>> START Supplied material

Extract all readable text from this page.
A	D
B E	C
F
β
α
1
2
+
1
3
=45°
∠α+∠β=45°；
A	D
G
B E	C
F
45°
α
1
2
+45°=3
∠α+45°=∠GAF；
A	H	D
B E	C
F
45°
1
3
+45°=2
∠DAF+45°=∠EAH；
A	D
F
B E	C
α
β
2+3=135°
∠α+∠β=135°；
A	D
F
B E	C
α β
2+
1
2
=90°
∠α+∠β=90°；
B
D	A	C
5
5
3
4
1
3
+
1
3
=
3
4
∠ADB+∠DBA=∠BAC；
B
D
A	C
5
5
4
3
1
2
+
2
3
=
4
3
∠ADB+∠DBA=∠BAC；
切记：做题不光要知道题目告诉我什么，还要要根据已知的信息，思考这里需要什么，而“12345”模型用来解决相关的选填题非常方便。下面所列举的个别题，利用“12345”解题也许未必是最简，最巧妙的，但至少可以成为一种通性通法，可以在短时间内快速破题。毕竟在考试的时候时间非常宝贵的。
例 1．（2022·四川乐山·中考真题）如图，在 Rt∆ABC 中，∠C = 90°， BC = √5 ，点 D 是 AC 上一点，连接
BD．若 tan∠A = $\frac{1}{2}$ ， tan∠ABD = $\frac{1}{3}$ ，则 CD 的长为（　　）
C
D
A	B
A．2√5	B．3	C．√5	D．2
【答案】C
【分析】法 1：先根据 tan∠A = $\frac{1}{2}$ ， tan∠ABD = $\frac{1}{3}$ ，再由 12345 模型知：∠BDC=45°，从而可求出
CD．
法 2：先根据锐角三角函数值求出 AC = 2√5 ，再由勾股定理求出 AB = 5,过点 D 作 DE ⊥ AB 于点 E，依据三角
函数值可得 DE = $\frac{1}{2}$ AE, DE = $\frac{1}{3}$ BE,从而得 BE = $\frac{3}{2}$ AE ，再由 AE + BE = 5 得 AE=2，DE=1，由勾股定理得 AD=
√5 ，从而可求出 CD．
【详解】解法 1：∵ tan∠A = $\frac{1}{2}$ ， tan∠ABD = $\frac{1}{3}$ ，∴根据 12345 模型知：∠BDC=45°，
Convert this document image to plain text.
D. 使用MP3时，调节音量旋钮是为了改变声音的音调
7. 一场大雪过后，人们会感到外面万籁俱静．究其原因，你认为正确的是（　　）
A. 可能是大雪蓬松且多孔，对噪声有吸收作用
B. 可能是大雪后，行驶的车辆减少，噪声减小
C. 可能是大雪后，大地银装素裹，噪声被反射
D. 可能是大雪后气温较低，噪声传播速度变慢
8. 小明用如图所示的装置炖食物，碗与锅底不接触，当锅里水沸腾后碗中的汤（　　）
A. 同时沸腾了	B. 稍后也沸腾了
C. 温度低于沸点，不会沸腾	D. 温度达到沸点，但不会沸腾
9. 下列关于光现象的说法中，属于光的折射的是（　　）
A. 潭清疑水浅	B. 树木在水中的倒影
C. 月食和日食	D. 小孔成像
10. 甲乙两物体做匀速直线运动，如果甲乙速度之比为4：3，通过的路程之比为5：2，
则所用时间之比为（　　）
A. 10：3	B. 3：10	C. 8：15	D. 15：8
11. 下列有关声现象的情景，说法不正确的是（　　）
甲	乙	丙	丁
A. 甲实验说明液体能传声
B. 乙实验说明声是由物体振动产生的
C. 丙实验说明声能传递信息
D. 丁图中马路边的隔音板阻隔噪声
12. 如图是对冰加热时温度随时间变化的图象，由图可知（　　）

>> END Supplied material

What you have to do -
What are the lines from the one with "Convert this document image to plain text." through the last line of the records above? Quote them exactly and add nothing.

Written answer -
Convert this document image to plain text.
D. 使用MP3时，调节音量旋钮是为了改变声音的音调
7. 一场大雪过后，人们会感到外面万籁俱静．究其原因，你认为正确的是（　　）
A. 可能是大雪蓬松且多孔，对噪声有吸收作用
B. 可能是大雪后，行驶的车辆减少，噪声减小
C. 可能是大雪后，大地银装素裹，噪声被反射
D. 可能是大雪后气温较低，噪声传播速度变慢
8. 小明用如图所示的装置炖食物，碗与锅底不接触，当锅里水沸腾后碗中的汤（　　）
A. 同时沸腾了	B. 稍后也沸腾了
C. 温度低于沸点，不会沸腾	D. 温度达到沸点，但不会沸腾
9. 下列关于光现象的说法中，属于光的折射的是（　　）
A. 潭清疑水浅	B. 树木在水中的倒影
C. 月食和日食	D. 小孔成像
10. 甲乙两物体做匀速直线运动，如果甲乙速度之比为4：3，通过的路程之比为5：2，
则所用时间之比为（　　）
A. 10：3	B. 3：10	C. 8：15	D. 15：8
11. 下列有关声现象的情景，说法不正确的是（　　）
甲	乙	丙	丁
A. 甲实验说明液体能传声
B. 乙实验说明声是由物体振动产生的
C. 丙实验说明声能传递信息
D. 丁图中马路边的隔音板阻隔噪声
12. 如图是对冰加热时温度随时间变化的图象，由图可知（　　）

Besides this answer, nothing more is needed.